*Task to carry out:*
Return the material below in full and exactly.

═══ Data rows

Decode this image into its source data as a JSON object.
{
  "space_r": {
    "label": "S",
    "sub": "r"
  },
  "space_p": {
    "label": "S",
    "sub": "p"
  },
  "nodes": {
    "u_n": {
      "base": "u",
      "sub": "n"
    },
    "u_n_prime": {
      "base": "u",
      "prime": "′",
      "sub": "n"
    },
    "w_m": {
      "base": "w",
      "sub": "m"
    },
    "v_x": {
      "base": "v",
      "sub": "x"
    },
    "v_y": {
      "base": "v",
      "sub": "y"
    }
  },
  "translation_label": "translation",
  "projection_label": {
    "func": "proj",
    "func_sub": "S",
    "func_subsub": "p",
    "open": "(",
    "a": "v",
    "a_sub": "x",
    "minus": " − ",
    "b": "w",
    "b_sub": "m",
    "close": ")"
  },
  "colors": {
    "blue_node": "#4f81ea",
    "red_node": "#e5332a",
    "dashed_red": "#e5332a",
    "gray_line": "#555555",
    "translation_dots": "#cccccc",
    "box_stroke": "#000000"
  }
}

══════

*Solved exercise:*
Decode this image into its source data as a JSON object.
{
  "space_r": {
    "label": "S",
    "sub": "r"
  },
  "space_p": {
    "label": "S",
    "sub": "p"
  },
  "nodes": {
    "u_n": {
      "base": "u",
      "sub": "n"
    },
    "u_n_prime": {
      "base": "u",
      "prime": "′",
      "sub": "n"
    },
    "w_m": {
      "base": "w",
      "sub": "m"
    },
    "v_x": {
      "base": "v",
      "sub": "x"
    },
    "v_y": {
      "base": "v",
      "sub": "y"
    }
  },
  "translation_label": "translation",
  "projection_label": {
    "func": "proj",
    "func_sub": "S",
    "func_subsub": "p",
    "open": "(",
    "a": "v",
    "a_sub": "x",
    "minus": " − ",
    "b": "w",
    "b_sub": "m",
    "close": ")"
  },
  "colors": {
    "blue_node": "#4f81ea",
    "red_node": "#e5332a",
    "dashed_red": "#e5332a",
    "gray_line": "#555555",
    "translation_dots": "#cccccc",
    "box_stroke": "#000000"
  }
}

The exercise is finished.